• Task instructions:
Reply with the count of lines holding "Português", nothing more.

— BEGIN Supplied information —

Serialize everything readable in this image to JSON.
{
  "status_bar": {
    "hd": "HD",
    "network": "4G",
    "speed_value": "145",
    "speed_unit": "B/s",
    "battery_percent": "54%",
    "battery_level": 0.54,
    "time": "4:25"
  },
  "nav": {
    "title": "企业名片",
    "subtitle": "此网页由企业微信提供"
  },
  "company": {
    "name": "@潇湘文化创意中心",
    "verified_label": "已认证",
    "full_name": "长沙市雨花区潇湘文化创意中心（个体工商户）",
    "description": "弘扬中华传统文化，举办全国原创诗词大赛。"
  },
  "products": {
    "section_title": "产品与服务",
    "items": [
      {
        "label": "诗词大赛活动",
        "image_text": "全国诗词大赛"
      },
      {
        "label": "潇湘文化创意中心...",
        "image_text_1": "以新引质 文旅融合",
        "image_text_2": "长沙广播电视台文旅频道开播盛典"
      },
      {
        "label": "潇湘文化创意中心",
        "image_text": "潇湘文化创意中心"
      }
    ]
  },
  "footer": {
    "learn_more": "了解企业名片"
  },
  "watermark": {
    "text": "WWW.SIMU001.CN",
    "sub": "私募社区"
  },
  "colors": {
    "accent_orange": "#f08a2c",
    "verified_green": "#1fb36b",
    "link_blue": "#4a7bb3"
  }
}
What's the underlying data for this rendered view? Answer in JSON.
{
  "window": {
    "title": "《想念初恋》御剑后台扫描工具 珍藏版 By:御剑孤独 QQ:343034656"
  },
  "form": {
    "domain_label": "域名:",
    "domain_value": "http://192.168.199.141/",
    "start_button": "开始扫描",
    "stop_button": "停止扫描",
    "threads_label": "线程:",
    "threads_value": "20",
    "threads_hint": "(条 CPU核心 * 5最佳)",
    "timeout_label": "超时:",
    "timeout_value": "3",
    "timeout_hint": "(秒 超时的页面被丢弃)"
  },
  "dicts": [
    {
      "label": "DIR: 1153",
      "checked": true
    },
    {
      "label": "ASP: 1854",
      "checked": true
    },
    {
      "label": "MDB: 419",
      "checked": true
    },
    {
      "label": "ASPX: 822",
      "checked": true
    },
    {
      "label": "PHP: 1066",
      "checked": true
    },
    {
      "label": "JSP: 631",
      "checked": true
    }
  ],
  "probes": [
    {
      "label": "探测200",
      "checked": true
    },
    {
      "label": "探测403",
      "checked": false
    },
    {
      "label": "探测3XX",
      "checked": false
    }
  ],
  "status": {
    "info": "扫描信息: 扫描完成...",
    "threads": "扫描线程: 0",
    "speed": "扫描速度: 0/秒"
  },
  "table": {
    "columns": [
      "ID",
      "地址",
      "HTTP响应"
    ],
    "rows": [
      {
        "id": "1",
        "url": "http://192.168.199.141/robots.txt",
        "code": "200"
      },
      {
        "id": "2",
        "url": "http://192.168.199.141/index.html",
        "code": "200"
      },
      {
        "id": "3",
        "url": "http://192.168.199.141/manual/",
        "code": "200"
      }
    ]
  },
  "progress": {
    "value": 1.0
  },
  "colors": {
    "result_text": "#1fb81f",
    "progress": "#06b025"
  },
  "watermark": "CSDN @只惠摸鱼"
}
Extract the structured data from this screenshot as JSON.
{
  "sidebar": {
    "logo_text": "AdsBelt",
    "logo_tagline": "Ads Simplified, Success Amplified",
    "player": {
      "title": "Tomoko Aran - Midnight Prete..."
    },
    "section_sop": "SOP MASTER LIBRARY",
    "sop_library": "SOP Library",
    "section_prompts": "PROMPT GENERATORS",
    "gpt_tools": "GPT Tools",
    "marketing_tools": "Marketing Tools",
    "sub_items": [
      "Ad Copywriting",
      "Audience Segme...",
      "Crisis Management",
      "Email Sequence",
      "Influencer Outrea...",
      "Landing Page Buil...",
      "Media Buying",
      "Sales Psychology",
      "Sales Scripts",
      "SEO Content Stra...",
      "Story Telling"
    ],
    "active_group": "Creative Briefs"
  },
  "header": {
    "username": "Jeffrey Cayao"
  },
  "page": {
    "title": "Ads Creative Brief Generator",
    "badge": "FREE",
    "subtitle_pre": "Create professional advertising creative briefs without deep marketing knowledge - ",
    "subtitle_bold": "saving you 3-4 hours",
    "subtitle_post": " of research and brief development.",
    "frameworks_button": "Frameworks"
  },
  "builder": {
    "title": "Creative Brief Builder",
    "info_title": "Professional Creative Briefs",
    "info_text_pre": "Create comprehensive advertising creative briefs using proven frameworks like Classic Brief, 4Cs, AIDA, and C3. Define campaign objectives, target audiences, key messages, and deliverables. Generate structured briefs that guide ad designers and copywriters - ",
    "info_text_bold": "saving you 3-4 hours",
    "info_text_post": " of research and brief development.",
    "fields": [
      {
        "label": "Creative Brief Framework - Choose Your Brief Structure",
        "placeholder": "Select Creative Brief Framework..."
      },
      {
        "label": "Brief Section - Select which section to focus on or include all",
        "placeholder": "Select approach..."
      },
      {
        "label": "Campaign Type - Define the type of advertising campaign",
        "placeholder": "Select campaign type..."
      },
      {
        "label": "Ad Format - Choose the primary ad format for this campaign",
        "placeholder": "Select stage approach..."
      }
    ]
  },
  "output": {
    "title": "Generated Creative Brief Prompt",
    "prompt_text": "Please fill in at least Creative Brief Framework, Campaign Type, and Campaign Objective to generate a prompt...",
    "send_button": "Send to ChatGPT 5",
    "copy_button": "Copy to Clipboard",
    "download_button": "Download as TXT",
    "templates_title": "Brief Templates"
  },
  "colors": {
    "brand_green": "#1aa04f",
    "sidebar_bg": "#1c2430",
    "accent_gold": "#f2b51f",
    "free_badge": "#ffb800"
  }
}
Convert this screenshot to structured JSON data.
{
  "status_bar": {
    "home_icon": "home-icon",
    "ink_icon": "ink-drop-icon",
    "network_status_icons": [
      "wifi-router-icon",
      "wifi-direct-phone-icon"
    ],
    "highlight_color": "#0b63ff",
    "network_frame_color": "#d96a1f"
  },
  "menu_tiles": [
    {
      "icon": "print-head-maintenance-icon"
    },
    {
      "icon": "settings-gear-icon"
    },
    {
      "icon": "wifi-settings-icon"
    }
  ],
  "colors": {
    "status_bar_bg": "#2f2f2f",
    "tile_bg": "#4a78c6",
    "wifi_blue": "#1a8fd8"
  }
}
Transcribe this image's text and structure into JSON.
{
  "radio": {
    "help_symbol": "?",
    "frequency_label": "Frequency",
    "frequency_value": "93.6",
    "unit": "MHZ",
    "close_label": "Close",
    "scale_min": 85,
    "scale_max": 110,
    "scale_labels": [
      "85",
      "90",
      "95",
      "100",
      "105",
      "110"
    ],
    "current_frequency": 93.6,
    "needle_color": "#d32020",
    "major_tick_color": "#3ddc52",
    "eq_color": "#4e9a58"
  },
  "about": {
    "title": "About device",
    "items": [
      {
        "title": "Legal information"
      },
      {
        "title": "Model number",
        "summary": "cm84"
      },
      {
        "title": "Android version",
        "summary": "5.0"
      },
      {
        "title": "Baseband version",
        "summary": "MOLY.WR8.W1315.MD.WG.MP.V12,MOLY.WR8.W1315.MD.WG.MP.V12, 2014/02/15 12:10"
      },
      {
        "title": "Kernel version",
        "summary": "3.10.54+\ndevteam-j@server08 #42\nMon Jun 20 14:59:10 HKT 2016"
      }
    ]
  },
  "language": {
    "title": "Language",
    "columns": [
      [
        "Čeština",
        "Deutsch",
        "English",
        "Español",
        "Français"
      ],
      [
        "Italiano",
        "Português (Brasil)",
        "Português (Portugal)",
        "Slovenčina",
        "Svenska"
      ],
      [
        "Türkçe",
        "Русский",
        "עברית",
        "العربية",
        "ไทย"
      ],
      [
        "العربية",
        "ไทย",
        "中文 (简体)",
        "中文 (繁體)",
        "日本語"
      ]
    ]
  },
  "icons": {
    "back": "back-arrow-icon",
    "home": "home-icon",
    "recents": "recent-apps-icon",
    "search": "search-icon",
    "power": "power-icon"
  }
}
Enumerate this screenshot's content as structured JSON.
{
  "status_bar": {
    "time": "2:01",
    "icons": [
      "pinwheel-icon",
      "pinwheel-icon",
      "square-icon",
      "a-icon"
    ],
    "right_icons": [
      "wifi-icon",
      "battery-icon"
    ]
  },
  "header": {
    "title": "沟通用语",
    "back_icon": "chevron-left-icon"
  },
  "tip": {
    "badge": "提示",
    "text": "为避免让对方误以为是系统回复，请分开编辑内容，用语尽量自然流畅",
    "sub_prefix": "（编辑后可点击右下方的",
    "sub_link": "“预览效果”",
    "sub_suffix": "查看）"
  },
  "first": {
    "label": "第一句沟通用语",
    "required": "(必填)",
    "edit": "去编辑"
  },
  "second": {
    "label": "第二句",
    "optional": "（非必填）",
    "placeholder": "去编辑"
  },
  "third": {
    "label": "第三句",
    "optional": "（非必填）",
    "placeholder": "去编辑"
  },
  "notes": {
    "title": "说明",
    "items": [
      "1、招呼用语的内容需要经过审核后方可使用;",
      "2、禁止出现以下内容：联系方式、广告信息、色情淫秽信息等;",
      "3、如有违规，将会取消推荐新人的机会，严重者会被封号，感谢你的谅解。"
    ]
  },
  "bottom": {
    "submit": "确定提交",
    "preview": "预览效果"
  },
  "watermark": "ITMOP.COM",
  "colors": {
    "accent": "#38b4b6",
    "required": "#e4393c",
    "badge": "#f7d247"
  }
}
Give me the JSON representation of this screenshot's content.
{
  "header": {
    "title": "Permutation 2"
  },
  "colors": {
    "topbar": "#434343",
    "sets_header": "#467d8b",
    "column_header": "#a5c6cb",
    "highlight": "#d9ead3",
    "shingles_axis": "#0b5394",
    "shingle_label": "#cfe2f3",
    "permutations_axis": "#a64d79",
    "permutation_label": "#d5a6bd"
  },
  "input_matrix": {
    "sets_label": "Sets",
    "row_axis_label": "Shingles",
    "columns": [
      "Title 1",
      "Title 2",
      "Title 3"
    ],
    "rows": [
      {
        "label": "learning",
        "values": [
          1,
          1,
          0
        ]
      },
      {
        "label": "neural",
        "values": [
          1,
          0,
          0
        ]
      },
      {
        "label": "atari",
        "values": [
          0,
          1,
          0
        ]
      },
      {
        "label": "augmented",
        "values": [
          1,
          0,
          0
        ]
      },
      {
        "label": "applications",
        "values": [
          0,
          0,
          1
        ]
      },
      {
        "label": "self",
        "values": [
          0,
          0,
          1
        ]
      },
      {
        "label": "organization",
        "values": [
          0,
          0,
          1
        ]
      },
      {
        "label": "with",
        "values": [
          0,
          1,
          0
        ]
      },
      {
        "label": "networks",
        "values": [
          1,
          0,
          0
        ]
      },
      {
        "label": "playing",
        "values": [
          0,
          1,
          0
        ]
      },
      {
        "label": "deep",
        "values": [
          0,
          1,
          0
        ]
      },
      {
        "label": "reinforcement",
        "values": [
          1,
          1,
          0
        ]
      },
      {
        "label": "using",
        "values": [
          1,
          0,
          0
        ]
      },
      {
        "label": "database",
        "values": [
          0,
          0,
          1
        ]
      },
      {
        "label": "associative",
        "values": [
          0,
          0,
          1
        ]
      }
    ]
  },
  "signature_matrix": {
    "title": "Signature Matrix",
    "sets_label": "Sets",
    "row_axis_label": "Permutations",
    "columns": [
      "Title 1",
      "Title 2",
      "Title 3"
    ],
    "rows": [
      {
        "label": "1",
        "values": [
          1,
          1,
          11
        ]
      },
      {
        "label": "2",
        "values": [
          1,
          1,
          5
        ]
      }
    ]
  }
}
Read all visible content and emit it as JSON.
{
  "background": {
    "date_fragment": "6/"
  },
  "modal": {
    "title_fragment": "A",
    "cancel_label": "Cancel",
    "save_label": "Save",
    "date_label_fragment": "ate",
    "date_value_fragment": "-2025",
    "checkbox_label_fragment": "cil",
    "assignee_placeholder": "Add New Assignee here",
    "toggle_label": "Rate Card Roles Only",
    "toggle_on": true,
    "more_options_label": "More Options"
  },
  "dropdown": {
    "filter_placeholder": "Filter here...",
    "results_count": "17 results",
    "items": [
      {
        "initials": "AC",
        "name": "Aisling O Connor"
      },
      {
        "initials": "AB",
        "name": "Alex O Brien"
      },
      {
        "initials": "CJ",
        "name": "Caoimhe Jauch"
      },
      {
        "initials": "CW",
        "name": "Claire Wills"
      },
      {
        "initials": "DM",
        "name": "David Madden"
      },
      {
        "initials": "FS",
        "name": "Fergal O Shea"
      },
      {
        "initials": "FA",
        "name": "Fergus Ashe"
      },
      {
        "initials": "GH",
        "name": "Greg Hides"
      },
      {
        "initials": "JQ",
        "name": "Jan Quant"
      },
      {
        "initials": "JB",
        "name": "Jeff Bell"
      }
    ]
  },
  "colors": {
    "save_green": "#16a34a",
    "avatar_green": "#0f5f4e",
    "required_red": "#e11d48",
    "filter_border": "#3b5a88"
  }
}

— END Supplied information —

• The answer:
2